PROBLEM TO WORK ON:
Copy the records below word for word, every line in the same order.

INFORMATION SHOWN:
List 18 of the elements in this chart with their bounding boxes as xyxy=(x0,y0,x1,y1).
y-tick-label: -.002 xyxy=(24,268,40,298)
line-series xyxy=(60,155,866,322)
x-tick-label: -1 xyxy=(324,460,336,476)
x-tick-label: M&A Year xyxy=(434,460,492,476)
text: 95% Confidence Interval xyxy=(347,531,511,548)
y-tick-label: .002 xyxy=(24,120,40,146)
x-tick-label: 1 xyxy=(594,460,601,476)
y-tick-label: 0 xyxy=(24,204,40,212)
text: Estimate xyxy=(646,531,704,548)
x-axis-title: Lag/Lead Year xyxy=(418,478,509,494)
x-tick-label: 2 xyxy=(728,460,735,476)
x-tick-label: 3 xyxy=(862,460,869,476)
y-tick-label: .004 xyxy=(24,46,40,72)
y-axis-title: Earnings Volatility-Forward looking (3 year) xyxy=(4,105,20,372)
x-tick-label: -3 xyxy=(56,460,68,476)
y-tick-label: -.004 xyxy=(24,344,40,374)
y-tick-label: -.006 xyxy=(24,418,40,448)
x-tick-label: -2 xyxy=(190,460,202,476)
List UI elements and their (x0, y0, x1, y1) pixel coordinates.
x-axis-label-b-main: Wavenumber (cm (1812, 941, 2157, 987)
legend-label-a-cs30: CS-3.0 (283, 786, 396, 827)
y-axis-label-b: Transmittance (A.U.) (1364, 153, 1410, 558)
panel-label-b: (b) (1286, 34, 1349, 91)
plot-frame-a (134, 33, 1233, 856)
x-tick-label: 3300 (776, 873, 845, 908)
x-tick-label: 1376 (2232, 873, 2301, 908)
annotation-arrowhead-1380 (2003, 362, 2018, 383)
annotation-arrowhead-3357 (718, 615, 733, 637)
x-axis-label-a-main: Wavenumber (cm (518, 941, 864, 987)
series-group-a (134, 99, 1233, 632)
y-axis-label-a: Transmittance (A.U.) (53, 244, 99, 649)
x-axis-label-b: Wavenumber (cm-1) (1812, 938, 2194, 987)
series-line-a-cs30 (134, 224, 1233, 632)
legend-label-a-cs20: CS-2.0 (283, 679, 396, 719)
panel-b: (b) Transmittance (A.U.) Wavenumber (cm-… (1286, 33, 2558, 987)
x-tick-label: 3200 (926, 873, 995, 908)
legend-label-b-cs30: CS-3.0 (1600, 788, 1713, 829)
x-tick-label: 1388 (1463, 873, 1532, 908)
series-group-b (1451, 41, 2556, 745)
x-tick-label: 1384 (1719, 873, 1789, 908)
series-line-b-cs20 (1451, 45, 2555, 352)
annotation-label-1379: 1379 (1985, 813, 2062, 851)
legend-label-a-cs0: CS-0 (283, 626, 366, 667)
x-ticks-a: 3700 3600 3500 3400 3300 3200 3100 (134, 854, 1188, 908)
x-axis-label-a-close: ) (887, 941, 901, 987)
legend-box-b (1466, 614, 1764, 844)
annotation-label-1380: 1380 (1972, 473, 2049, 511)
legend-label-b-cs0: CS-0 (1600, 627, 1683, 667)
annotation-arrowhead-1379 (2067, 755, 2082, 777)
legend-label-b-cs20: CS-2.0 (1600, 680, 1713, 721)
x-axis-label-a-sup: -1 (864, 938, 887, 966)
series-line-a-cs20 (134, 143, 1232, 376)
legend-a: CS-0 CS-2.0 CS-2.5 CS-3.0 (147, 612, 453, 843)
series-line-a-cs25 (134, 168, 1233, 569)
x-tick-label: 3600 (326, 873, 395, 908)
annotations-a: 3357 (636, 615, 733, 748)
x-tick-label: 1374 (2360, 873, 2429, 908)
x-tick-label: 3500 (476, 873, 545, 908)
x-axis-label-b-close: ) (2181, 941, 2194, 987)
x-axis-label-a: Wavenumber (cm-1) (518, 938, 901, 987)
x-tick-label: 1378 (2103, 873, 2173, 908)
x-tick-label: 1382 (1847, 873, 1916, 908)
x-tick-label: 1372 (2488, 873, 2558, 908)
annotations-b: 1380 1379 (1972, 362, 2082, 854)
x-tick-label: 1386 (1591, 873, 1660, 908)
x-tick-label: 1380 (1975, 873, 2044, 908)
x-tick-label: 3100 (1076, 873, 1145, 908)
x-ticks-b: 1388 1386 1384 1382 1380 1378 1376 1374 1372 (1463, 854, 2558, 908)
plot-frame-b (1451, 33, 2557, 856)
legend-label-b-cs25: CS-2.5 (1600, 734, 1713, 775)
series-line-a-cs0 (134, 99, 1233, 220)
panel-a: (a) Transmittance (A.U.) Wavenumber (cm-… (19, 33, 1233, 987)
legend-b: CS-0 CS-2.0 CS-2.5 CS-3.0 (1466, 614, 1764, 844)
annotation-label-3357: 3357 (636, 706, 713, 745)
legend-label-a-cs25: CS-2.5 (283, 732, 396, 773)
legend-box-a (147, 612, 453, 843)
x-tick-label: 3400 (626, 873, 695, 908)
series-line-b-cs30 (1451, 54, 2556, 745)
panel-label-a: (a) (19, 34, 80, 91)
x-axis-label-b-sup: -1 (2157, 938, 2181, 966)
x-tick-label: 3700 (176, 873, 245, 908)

SOLUTION TO THE PROBLEM:
List 18 of the elements in this chart with their bounding boxes as xyxy=(x0,y0,x1,y1).
y-tick-label: -.002 xyxy=(24,268,40,298)
line-series xyxy=(60,155,866,322)
x-tick-label: -1 xyxy=(324,460,336,476)
x-tick-label: M&A Year xyxy=(434,460,492,476)
text: 95% Confidence Interval xyxy=(347,531,511,548)
y-tick-label: .002 xyxy=(24,120,40,146)
x-tick-label: 1 xyxy=(594,460,601,476)
y-tick-label: 0 xyxy=(24,204,40,212)
text: Estimate xyxy=(646,531,704,548)
x-axis-title: Lag/Lead Year xyxy=(418,478,509,494)
x-tick-label: 2 xyxy=(728,460,735,476)
x-tick-label: 3 xyxy=(862,460,869,476)
y-tick-label: .004 xyxy=(24,46,40,72)
y-axis-title: Earnings Volatility-Forward looking (3 year) xyxy=(4,105,20,372)
x-tick-label: -3 xyxy=(56,460,68,476)
y-tick-label: -.004 xyxy=(24,344,40,374)
y-tick-label: -.006 xyxy=(24,418,40,448)
x-tick-label: -2 xyxy=(190,460,202,476)
List UI elements and their (x0, y0, x1, y1) pixel coordinates.
x-axis-label-b-main: Wavenumber (cm (1812, 941, 2157, 987)
legend-label-a-cs30: CS-3.0 (283, 786, 396, 827)
y-axis-label-b: Transmittance (A.U.) (1364, 153, 1410, 558)
panel-label-b: (b) (1286, 34, 1349, 91)
plot-frame-a (134, 33, 1233, 856)
x-tick-label: 3300 (776, 873, 845, 908)
x-tick-label: 1376 (2232, 873, 2301, 908)
annotation-arrowhead-1380 (2003, 362, 2018, 383)
annotation-arrowhead-3357 (718, 615, 733, 637)
x-axis-label-a-main: Wavenumber (cm (518, 941, 864, 987)
series-group-a (134, 99, 1233, 632)
y-axis-label-a: Transmittance (A.U.) (53, 244, 99, 649)
x-axis-label-b: Wavenumber (cm-1) (1812, 938, 2194, 987)
series-line-a-cs30 (134, 224, 1233, 632)
legend-label-a-cs20: CS-2.0 (283, 679, 396, 719)
panel-b: (b) Transmittance (A.U.) Wavenumber (cm-… (1286, 33, 2558, 987)
x-tick-label: 3200 (926, 873, 995, 908)
legend-label-b-cs30: CS-3.0 (1600, 788, 1713, 829)
x-tick-label: 1388 (1463, 873, 1532, 908)
series-group-b (1451, 41, 2556, 745)
x-tick-label: 1384 (1719, 873, 1789, 908)
series-line-b-cs20 (1451, 45, 2555, 352)
annotation-label-1379: 1379 (1985, 813, 2062, 851)
legend-label-a-cs0: CS-0 (283, 626, 366, 667)
x-ticks-a: 3700 3600 3500 3400 3300 3200 3100 (134, 854, 1188, 908)
x-axis-label-a-close: ) (887, 941, 901, 987)
legend-box-b (1466, 614, 1764, 844)
annotation-label-1380: 1380 (1972, 473, 2049, 511)
legend-label-b-cs0: CS-0 (1600, 627, 1683, 667)
annotation-arrowhead-1379 (2067, 755, 2082, 777)
legend-label-b-cs20: CS-2.0 (1600, 680, 1713, 721)
x-axis-label-a-sup: -1 (864, 938, 887, 966)
series-line-a-cs20 (134, 143, 1232, 376)
legend-a: CS-0 CS-2.0 CS-2.5 CS-3.0 (147, 612, 453, 843)
series-line-a-cs25 (134, 168, 1233, 569)
x-tick-label: 3600 (326, 873, 395, 908)
annotations-a: 3357 (636, 615, 733, 748)
x-tick-label: 1374 (2360, 873, 2429, 908)
x-tick-label: 3500 (476, 873, 545, 908)
x-axis-label-b-close: ) (2181, 941, 2194, 987)
x-axis-label-a: Wavenumber (cm-1) (518, 938, 901, 987)
x-tick-label: 1378 (2103, 873, 2173, 908)
x-tick-label: 1382 (1847, 873, 1916, 908)
x-tick-label: 1372 (2488, 873, 2558, 908)
annotations-b: 1380 1379 (1972, 362, 2082, 854)
x-tick-label: 1386 (1591, 873, 1660, 908)
x-tick-label: 1380 (1975, 873, 2044, 908)
x-tick-label: 3100 (1076, 873, 1145, 908)
x-ticks-b: 1388 1386 1384 1382 1380 1378 1376 1374 1372 (1463, 854, 2558, 908)
plot-frame-b (1451, 33, 2557, 856)
legend-label-b-cs25: CS-2.5 (1600, 734, 1713, 775)
series-line-a-cs0 (134, 99, 1233, 220)
panel-a: (a) Transmittance (A.U.) Wavenumber (cm-… (19, 33, 1233, 987)
legend-b: CS-0 CS-2.0 CS-2.5 CS-3.0 (1466, 614, 1764, 844)
annotation-label-3357: 3357 (636, 706, 713, 745)
legend-label-a-cs25: CS-2.5 (283, 732, 396, 773)
legend-box-a (147, 612, 453, 843)
x-tick-label: 3400 (626, 873, 695, 908)
series-line-b-cs30 (1451, 54, 2556, 745)
panel-label-a: (a) (19, 34, 80, 91)
x-axis-label-b-sup: -1 (2157, 938, 2181, 966)
x-tick-label: 3700 (176, 873, 245, 908)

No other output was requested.